> [Source]:

——————————

Final digest (5 centroids summarizing 8 values, total count = 8):

[(11.0, 2), (11.5, 2), (12.0, 2), (50, 1), (90, 1)]

Now query the median (p50, target rank = 0.5 × 8 = 4). Sweep, accumulating counts and tracking the center rank of each centroid:

centroid (11.0, 2): covers ranks 1–2, center ≈ 1.5
centroid (11.5, 2): covers ranks 3–4, center ≈ 3.5
centroid (12.0, 2): covers ranks 5–6, center ≈ 5.5
target rank 4 falls between centers 3.5 (mean 11.5) and 5.5 (mean 12.0).
interpolate: 11.5 + (4 − 3.5)/(5.5 − 3.5) · (12.0 − 11.5)
           = 11.5 + 0.25 · 0.5 = 11.625

So our estimated median is about 11.6. The true sorted data is 10, 11, 11, 12, 12, 13, 50, 90; the exact median (average of the 4th and 5th) is (12 + 12)/2 = 12. Close, with only 5 centroids holding 8 values — and on real data with hundreds of centroids the error shrinks dramatically, especially at the tails where centroids are kept small.


Code Examples

Example: A minimal t-digest (clustering + quantile query)

——————————

> [Written problem 1]: Can you repeat the t-digest walkthrough starting at "Now query the" and ending at "(12.0 − 11.5)", swapping "target rank" for "desired rank"?
> [Written problem 2]: Could you pick up the t-digest walkthrough where it stops and carry it on?
The data that comes next has nothing to do with the t-digest walkthrough.

——————————

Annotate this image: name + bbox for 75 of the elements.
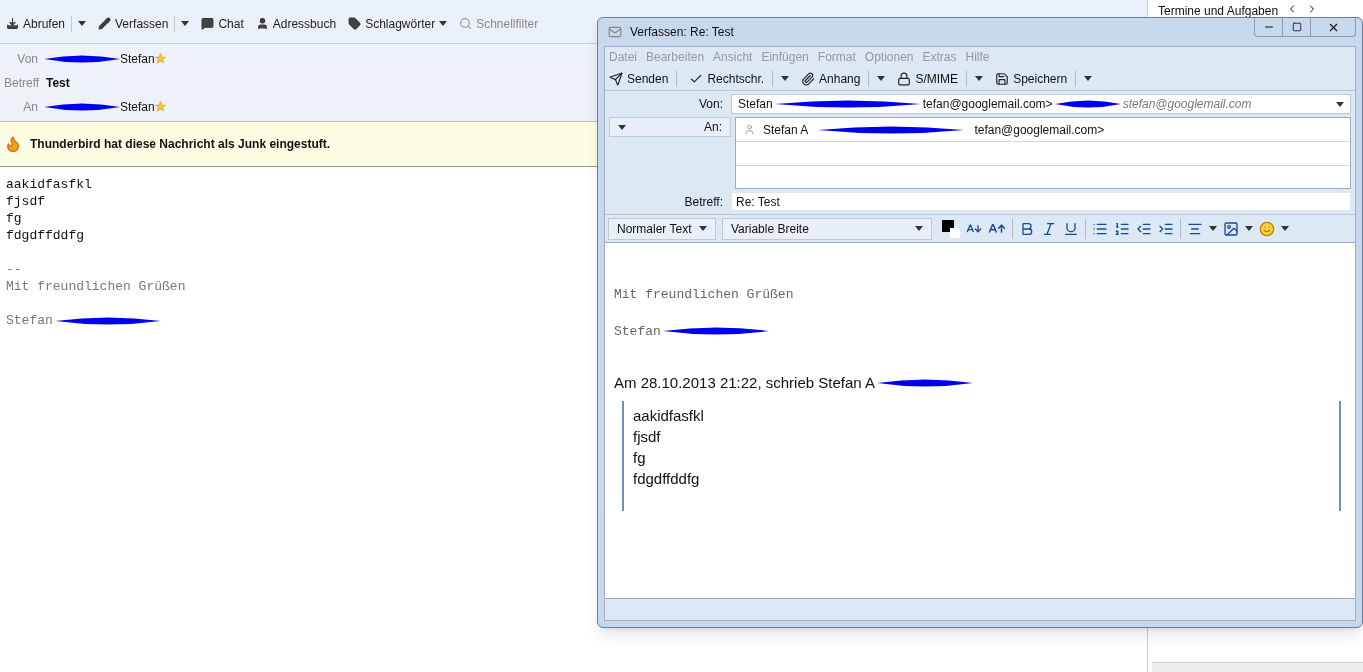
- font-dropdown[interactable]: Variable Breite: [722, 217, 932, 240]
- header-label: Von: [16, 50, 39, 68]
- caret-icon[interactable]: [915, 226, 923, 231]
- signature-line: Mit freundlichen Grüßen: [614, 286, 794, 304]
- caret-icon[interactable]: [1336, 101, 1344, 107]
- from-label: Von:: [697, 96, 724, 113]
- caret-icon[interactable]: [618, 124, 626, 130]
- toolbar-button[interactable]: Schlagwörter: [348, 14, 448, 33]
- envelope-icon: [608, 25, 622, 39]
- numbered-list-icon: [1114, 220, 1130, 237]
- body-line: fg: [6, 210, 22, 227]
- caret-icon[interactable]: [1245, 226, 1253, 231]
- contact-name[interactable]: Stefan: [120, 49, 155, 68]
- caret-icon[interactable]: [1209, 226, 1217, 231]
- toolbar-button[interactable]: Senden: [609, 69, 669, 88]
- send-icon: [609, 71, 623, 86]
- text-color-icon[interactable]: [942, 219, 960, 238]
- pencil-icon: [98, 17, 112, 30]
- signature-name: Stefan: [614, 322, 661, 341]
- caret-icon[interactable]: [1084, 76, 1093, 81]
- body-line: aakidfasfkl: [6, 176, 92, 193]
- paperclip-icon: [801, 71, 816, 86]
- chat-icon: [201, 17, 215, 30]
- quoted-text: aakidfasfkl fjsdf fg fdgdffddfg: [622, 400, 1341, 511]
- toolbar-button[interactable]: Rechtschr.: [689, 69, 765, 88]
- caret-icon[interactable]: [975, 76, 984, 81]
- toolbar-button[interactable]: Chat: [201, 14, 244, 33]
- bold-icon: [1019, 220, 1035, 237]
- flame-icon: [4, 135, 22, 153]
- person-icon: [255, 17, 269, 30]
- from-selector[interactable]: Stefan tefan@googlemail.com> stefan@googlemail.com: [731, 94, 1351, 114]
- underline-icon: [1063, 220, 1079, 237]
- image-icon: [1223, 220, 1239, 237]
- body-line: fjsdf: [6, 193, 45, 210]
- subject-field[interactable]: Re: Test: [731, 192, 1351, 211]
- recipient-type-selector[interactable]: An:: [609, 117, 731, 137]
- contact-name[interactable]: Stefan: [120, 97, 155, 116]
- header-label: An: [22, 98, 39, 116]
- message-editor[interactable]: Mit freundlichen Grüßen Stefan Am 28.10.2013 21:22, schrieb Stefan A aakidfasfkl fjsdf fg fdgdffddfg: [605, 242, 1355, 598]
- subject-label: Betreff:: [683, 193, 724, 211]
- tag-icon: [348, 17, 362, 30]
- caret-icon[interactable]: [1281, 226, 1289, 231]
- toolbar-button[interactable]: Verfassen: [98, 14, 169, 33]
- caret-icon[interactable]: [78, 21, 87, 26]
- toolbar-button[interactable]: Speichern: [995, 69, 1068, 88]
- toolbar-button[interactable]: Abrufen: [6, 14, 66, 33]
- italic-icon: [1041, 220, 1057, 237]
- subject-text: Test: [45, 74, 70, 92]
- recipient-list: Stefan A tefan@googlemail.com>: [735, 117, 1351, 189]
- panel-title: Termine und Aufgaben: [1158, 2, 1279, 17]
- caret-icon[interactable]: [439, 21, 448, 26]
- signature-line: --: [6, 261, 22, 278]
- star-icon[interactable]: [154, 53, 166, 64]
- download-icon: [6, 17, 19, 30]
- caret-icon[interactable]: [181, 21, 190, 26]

——————————

> [Exercise response 1]:
Now query the median (p50, desired rank = 0.5 × 8 = 4). Sweep, accumulating counts and tracking the center rank of each centroid:

centroid (11.0, 2): covers ranks 1–2, center ≈ 1.5
centroid (11.5, 2): covers ranks 3–4, center ≈ 3.5
centroid (12.0, 2): covers ranks 5–6, center ≈ 5.5
desired rank 4 falls between centers 3.5 (mean 11.5) and 5.5 (mean 12.0).
interpolate: 11.5 + (4 − 3.5)/(5.5 − 3.5) · (12.0 − 11.5)

> [Exercise response 2]:
This is a teaching implementation. It keeps centroids sorted, merges a new value into the nearest centroid when that centroid is still "small enough," and otherwise starts a new centroid. The size limit uses the scale-function idea: a centroid may hold at most 4·n / compression · q(1−q) values, which is small near the tails (q≈0 or q≈1) and large in the middle (q≈0.5).

Go

package main

import (
    "fmt"
    "math"
    "sort"
)

type centroid struct {
    mean  float64
    count float64
}

type TDigest struct {
    centroids   []centroid
    count       float64 // total values seen
    compression float64 // higher = more centroids = more accurate
}

func NewTDigest(compression float64) *TDigest {
    return &TDigest{compression: compression}
}

// sizeLimit returns the max count a centroid centered at quantile q may hold.
// Small near q=0 and q=1 (tails), large near q=0.5 (middle).
func (t *TDigest) sizeLimit(q float64) float64 {
    return 4 * t.count * q * (1 - q) / t.compression
}

func (t *TDigest) Add(x float64) {
    t.count++
    if len(t.centroids) == 0 {
        t.centroids = append(t.centroids, centroid{x, 1})
        return
    }
    // find nearest centroid by mean
    best, bestDist := -1, math.Inf(1)
    for i, c := range t.centroids {
        d := math.Abs(c.mean - x)
        if d < bestDist {
            bestDist, best = d, i
        }
    }
    // quantile position of the chosen centroid (rough)
    cum := 0.0
    for i := 0; i < best; i++ {
        cum += t.centroids[i].count
    }
    q := (cum + t.centroids[best].count/2) / t.count
    if t.centroids[best].count+1 <= t.sizeLimit(q) {
        c := &t.centroids[best]
        c.mean = (c.mean*c.count + x) / (c.count + 1)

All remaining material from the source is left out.